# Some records
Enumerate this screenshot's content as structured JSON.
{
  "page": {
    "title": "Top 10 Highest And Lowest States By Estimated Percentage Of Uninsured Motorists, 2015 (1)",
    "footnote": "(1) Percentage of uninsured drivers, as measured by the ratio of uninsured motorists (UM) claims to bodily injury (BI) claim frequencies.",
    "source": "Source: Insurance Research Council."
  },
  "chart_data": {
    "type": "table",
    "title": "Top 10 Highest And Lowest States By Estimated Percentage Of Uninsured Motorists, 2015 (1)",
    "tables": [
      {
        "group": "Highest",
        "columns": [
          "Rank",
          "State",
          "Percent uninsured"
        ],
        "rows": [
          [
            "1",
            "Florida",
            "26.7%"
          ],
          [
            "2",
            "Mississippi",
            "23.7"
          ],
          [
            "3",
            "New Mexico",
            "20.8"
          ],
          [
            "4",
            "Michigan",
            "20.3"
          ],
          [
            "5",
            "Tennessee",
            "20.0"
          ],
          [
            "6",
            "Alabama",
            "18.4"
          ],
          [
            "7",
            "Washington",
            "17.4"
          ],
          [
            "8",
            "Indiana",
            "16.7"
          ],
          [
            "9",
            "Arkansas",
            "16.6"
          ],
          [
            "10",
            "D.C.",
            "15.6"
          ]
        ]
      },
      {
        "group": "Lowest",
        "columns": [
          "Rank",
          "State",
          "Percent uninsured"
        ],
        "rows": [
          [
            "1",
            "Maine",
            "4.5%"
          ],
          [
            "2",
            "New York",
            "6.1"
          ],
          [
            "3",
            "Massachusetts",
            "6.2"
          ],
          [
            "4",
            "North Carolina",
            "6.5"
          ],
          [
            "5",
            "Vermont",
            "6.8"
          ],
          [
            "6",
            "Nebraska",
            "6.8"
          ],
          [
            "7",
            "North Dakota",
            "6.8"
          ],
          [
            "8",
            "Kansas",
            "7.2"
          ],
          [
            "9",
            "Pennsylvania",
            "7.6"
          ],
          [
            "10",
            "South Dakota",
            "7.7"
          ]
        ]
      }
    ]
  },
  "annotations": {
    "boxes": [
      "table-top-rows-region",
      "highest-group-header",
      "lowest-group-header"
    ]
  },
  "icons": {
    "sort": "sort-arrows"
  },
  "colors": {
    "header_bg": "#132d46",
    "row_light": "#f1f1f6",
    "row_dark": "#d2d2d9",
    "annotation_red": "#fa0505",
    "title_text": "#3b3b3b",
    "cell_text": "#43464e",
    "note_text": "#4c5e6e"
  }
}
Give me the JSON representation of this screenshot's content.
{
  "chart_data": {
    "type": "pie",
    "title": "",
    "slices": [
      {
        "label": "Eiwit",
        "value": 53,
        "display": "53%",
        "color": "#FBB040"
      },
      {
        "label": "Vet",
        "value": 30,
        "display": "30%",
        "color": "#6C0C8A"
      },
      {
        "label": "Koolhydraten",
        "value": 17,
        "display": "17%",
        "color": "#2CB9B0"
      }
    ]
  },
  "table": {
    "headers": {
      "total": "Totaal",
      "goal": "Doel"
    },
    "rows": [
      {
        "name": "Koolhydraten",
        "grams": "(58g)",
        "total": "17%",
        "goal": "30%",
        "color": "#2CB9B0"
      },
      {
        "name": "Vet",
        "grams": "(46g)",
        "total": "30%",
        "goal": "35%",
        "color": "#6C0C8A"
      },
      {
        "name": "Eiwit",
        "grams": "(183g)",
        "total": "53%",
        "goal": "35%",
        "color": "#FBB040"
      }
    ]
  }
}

# Short exercise
Quote all the records exactly, please, leaving none out.

# Solution to the problem
Enumerate this screenshot's content as structured JSON.
{
  "page": {
    "title": "Top 10 Highest And Lowest States By Estimated Percentage Of Uninsured Motorists, 2015 (1)",
    "footnote": "(1) Percentage of uninsured drivers, as measured by the ratio of uninsured motorists (UM) claims to bodily injury (BI) claim frequencies.",
    "source": "Source: Insurance Research Council."
  },
  "chart_data": {
    "type": "table",
    "title": "Top 10 Highest And Lowest States By Estimated Percentage Of Uninsured Motorists, 2015 (1)",
    "tables": [
      {
        "group": "Highest",
        "columns": [
          "Rank",
          "State",
          "Percent uninsured"
        ],
        "rows": [
          [
            "1",
            "Florida",
            "26.7%"
          ],
          [
            "2",
            "Mississippi",
            "23.7"
          ],
          [
            "3",
            "New Mexico",
            "20.8"
          ],
          [
            "4",
            "Michigan",
            "20.3"
          ],
          [
            "5",
            "Tennessee",
            "20.0"
          ],
          [
            "6",
            "Alabama",
            "18.4"
          ],
          [
            "7",
            "Washington",
            "17.4"
          ],
          [
            "8",
            "Indiana",
            "16.7"
          ],
          [
            "9",
            "Arkansas",
            "16.6"
          ],
          [
            "10",
            "D.C.",
            "15.6"
          ]
        ]
      },
      {
        "group": "Lowest",
        "columns": [
          "Rank",
          "State",
          "Percent uninsured"
        ],
        "rows": [
          [
            "1",
            "Maine",
            "4.5%"
          ],
          [
            "2",
            "New York",
            "6.1"
          ],
          [
            "3",
            "Massachusetts",
            "6.2"
          ],
          [
            "4",
            "North Carolina",
            "6.5"
          ],
          [
            "5",
            "Vermont",
            "6.8"
          ],
          [
            "6",
            "Nebraska",
            "6.8"
          ],
          [
            "7",
            "North Dakota",
            "6.8"
          ],
          [
            "8",
            "Kansas",
            "7.2"
          ],
          [
            "9",
            "Pennsylvania",
            "7.6"
          ],
          [
            "10",
            "South Dakota",
            "7.7"
          ]
        ]
      }
    ]
  },
  "annotations": {
    "boxes": [
      "table-top-rows-region",
      "highest-group-header",
      "lowest-group-header"
    ]
  },
  "icons": {
    "sort": "sort-arrows"
  },
  "colors": {
    "header_bg": "#132d46",
    "row_light": "#f1f1f6",
    "row_dark": "#d2d2d9",
    "annotation_red": "#fa0505",
    "title_text": "#3b3b3b",
    "cell_text": "#43464e",
    "note_text": "#4c5e6e"
  }
}
Give me the JSON representation of this screenshot's content.
{
  "chart_data": {
    "type": "pie",
    "title": "",
    "slices": [
      {
        "label": "Eiwit",
        "value": 53,
        "display": "53%",
        "color": "#FBB040"
      },
      {
        "label": "Vet",
        "value": 30,
        "display": "30%",
        "color": "#6C0C8A"
      },
      {
        "label": "Koolhydraten",
        "value": 17,
        "display": "17%",
        "color": "#2CB9B0"
      }
    ]
  },
  "table": {
    "headers": {
      "total": "Totaal",
      "goal": "Doel"
    },
    "rows": [
      {
        "name": "Koolhydraten",
        "grams": "(58g)",
        "total": "17%",
        "goal": "30%",
        "color": "#2CB9B0"
      },
      {
        "name": "Vet",
        "grams": "(46g)",
        "total": "30%",
        "goal": "35%",
        "color": "#6C0C8A"
      },
      {
        "name": "Eiwit",
        "grams": "(183g)",
        "total": "53%",
        "goal": "35%",
        "color": "#FBB040"
      }
    ]
  }
}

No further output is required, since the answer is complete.